Data excerpts:
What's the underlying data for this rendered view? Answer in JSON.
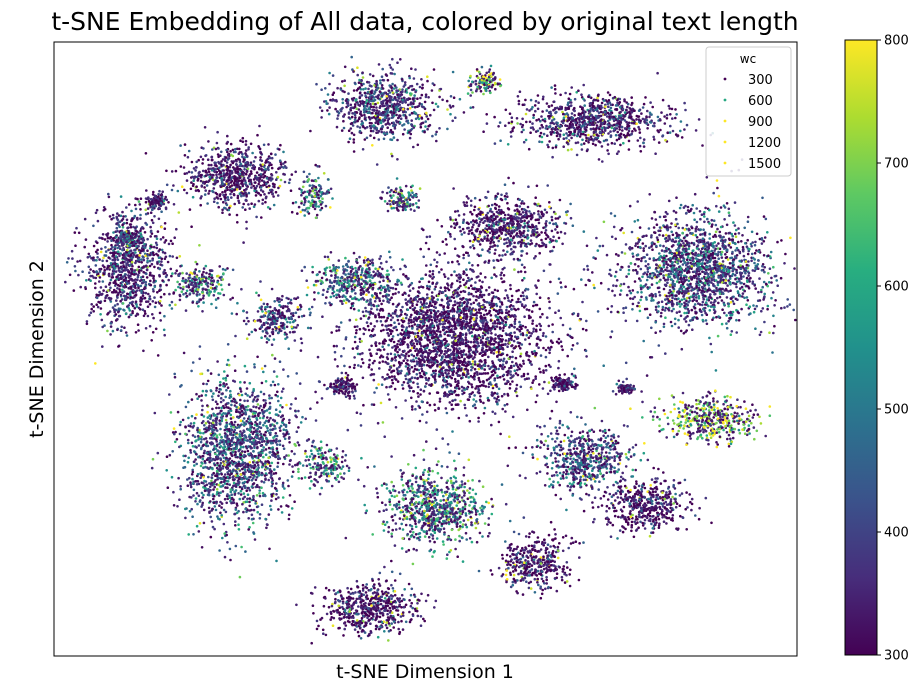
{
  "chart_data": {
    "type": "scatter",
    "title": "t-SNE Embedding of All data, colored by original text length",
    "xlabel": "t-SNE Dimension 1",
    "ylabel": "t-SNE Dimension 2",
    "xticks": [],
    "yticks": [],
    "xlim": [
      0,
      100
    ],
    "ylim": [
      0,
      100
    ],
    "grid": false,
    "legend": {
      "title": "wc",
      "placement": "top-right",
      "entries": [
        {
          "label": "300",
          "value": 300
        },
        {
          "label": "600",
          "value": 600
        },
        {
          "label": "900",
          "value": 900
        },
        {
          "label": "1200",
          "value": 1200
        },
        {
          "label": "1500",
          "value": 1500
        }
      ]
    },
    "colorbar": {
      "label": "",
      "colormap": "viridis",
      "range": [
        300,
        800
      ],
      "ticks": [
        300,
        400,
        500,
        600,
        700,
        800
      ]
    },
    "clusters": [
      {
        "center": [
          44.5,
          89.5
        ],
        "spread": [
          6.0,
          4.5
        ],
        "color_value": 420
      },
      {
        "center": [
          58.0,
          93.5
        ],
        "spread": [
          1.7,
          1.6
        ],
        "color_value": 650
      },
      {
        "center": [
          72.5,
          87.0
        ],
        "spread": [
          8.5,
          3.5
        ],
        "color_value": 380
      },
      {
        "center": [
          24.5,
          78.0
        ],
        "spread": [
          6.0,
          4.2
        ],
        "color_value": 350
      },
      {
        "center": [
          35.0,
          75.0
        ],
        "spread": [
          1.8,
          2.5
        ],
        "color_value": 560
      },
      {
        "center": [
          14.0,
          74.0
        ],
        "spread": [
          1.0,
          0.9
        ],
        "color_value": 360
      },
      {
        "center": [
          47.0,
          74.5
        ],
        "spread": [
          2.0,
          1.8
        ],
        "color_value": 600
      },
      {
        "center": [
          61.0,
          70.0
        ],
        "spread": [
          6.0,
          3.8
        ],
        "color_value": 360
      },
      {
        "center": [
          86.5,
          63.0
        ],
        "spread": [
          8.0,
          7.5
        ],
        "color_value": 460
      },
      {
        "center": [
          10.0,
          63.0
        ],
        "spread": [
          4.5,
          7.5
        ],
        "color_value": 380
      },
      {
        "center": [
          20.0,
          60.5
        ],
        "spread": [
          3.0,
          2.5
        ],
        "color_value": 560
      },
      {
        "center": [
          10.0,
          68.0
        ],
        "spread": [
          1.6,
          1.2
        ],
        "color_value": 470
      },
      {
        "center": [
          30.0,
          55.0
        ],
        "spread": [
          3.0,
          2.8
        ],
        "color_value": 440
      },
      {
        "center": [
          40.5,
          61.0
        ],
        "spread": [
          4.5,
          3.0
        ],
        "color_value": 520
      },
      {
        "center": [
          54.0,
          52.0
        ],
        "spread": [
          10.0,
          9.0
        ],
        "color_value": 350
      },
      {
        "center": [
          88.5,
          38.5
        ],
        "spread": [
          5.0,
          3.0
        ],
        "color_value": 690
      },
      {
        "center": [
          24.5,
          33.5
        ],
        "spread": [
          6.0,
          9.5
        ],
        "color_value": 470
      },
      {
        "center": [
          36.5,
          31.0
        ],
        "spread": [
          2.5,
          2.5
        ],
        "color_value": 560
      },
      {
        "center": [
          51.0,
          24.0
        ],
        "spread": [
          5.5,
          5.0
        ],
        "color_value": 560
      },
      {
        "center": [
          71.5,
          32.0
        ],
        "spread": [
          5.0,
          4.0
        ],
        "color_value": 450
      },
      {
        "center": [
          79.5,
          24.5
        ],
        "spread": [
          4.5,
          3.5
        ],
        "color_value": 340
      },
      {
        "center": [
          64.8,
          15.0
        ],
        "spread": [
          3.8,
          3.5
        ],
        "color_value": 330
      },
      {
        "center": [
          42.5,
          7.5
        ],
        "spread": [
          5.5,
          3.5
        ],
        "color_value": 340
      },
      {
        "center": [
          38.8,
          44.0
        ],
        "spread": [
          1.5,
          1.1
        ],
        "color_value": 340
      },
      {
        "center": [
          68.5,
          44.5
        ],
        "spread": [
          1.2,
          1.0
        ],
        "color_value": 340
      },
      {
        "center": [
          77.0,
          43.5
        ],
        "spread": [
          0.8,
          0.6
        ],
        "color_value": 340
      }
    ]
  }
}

Stated problem:
Repeat the records above exactly, omitting every picture.

Finished task:
What's the underlying data for this rendered view? Answer in JSON.
{
  "chart_data": {
    "type": "scatter",
    "title": "t-SNE Embedding of All data, colored by original text length",
    "xlabel": "t-SNE Dimension 1",
    "ylabel": "t-SNE Dimension 2",
    "xticks": [],
    "yticks": [],
    "xlim": [
      0,
      100
    ],
    "ylim": [
      0,
      100
    ],
    "grid": false,
    "legend": {
      "title": "wc",
      "placement": "top-right",
      "entries": [
        {
          "label": "300",
          "value": 300
        },
        {
          "label": "600",
          "value": 600
        },
        {
          "label": "900",
          "value": 900
        },
        {
          "label": "1200",
          "value": 1200
        },
        {
          "label": "1500",
          "value": 1500
        }
      ]
    },
    "colorbar": {
      "label": "",
      "colormap": "viridis",
      "range": [
        300,
        800
      ],
      "ticks": [
        300,
        400,
        500,
        600,
        700,
        800
      ]
    },
    "clusters": [
      {
        "center": [
          44.5,
          89.5
        ],
        "spread": [
          6.0,
          4.5
        ],
        "color_value": 420
      },
      {
        "center": [
          58.0,
          93.5
        ],
        "spread": [
          1.7,
          1.6
        ],
        "color_value": 650
      },
      {
        "center": [
          72.5,
          87.0
        ],
        "spread": [
          8.5,
          3.5
        ],
        "color_value": 380
      },
      {
        "center": [
          24.5,
          78.0
        ],
        "spread": [
          6.0,
          4.2
        ],
        "color_value": 350
      },
      {
        "center": [
          35.0,
          75.0
        ],
        "spread": [
          1.8,
          2.5
        ],
        "color_value": 560
      },
      {
        "center": [
          14.0,
          74.0
        ],
        "spread": [
          1.0,
          0.9
        ],
        "color_value": 360
      },
      {
        "center": [
          47.0,
          74.5
        ],
        "spread": [
          2.0,
          1.8
        ],
        "color_value": 600
      },
      {
        "center": [
          61.0,
          70.0
        ],
        "spread": [
          6.0,
          3.8
        ],
        "color_value": 360
      },
      {
        "center": [
          86.5,
          63.0
        ],
        "spread": [
          8.0,
          7.5
        ],
        "color_value": 460
      },
      {
        "center": [
          10.0,
          63.0
        ],
        "spread": [
          4.5,
          7.5
        ],
        "color_value": 380
      },
      {
        "center": [
          20.0,
          60.5
        ],
        "spread": [
          3.0,
          2.5
        ],
        "color_value": 560
      },
      {
        "center": [
          10.0,
          68.0
        ],
        "spread": [
          1.6,
          1.2
        ],
        "color_value": 470
      },
      {
        "center": [
          30.0,
          55.0
        ],
        "spread": [
          3.0,
          2.8
        ],
        "color_value": 440
      },
      {
        "center": [
          40.5,
          61.0
        ],
        "spread": [
          4.5,
          3.0
        ],
        "color_value": 520
      },
      {
        "center": [
          54.0,
          52.0
        ],
        "spread": [
          10.0,
          9.0
        ],
        "color_value": 350
      },
      {
        "center": [
          88.5,
          38.5
        ],
        "spread": [
          5.0,
          3.0
        ],
        "color_value": 690
      },
      {
        "center": [
          24.5,
          33.5
        ],
        "spread": [
          6.0,
          9.5
        ],
        "color_value": 470
      },
      {
        "center": [
          36.5,
          31.0
        ],
        "spread": [
          2.5,
          2.5
        ],
        "color_value": 560
      },
      {
        "center": [
          51.0,
          24.0
        ],
        "spread": [
          5.5,
          5.0
        ],
        "color_value": 560
      },
      {
        "center": [
          71.5,
          32.0
        ],
        "spread": [
          5.0,
          4.0
        ],
        "color_value": 450
      },
      {
        "center": [
          79.5,
          24.5
        ],
        "spread": [
          4.5,
          3.5
        ],
        "color_value": 340
      },
      {
        "center": [
          64.8,
          15.0
        ],
        "spread": [
          3.8,
          3.5
        ],
        "color_value": 330
      },
      {
        "center": [
          42.5,
          7.5
        ],
        "spread": [
          5.5,
          3.5
        ],
        "color_value": 340
      },
      {
        "center": [
          38.8,
          44.0
        ],
        "spread": [
          1.5,
          1.1
        ],
        "color_value": 340
      },
      {
        "center": [
          68.5,
          44.5
        ],
        "spread": [
          1.2,
          1.0
        ],
        "color_value": 340
      },
      {
        "center": [
          77.0,
          43.5
        ],
        "spread": [
          0.8,
          0.6
        ],
        "color_value": 340
      }
    ]
  }
}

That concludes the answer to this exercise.